- **GOAL**:
Compute how many lines in the entries below contain "Spolupráce", and output nothing but the number.

---

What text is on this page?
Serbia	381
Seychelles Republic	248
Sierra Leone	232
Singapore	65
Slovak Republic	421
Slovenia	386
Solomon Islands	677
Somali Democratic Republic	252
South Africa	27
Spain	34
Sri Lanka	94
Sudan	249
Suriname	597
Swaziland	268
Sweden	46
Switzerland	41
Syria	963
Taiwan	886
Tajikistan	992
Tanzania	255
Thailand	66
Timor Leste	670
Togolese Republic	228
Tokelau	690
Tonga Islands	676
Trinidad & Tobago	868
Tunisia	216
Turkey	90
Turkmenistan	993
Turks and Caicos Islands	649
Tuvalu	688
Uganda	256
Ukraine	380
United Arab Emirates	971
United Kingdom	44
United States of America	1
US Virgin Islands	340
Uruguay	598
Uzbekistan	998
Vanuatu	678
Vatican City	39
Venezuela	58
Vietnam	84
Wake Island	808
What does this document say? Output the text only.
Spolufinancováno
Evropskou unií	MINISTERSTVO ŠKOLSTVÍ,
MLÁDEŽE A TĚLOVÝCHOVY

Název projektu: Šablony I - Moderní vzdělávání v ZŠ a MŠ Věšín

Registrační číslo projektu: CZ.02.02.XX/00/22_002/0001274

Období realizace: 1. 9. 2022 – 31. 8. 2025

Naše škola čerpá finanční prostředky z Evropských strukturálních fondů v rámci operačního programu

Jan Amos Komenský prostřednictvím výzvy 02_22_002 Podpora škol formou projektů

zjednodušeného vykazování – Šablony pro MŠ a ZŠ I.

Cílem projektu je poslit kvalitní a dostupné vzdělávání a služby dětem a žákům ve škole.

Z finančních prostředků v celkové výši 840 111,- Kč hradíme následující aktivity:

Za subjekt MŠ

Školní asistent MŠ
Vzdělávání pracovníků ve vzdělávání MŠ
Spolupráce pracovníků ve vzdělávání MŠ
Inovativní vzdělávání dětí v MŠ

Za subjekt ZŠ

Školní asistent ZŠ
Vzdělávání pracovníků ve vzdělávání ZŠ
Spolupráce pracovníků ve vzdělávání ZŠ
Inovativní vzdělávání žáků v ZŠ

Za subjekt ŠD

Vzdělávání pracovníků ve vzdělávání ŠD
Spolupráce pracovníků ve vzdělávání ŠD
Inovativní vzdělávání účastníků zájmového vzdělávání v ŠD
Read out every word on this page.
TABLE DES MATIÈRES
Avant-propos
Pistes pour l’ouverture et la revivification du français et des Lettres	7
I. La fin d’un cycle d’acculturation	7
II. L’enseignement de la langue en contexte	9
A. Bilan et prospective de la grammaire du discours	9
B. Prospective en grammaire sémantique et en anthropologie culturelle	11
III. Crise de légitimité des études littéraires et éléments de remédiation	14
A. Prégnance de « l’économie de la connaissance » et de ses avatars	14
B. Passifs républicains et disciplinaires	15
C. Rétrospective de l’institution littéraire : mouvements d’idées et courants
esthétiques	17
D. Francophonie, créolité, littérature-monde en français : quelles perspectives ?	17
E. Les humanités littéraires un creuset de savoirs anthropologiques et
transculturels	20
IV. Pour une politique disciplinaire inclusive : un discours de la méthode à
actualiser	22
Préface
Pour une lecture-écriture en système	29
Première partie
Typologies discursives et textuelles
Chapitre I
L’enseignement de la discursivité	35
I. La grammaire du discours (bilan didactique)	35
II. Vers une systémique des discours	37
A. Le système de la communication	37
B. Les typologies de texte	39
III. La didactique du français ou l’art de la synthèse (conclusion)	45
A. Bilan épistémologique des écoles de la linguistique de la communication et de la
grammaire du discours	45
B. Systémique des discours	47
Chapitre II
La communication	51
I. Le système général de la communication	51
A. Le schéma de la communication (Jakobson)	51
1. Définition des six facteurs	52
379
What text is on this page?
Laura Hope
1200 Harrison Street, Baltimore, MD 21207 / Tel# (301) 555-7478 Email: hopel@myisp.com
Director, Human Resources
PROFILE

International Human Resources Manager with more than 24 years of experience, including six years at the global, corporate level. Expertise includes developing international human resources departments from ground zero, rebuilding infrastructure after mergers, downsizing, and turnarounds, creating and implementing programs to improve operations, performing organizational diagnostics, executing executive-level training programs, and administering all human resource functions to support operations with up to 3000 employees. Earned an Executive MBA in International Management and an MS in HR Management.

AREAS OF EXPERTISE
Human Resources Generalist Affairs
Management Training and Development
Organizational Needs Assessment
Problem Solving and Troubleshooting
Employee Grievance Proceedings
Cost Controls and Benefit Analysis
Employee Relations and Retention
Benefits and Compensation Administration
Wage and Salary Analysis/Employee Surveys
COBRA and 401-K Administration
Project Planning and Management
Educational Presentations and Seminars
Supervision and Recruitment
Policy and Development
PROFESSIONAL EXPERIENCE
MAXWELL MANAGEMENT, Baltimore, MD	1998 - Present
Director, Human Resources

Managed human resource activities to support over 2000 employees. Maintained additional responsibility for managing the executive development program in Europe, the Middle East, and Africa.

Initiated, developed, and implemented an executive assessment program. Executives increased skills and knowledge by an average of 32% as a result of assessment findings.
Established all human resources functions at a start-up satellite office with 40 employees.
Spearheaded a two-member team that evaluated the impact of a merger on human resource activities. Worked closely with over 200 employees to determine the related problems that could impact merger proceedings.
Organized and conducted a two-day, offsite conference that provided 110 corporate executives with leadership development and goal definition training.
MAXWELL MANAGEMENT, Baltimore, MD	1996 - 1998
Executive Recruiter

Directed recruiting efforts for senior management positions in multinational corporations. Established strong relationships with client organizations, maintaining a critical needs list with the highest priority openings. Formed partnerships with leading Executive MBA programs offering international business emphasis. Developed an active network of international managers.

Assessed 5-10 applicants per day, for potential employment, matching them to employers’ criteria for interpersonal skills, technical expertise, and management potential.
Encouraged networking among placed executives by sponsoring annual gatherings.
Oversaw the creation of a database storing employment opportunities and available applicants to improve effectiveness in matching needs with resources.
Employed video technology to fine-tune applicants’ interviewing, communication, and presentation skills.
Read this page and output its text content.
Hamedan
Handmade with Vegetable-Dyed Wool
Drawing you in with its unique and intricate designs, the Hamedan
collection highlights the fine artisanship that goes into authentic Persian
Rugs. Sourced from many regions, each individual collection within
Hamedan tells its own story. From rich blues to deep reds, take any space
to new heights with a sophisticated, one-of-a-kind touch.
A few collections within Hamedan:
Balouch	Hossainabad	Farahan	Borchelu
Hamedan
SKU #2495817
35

---

- **TASK RESULT**:
3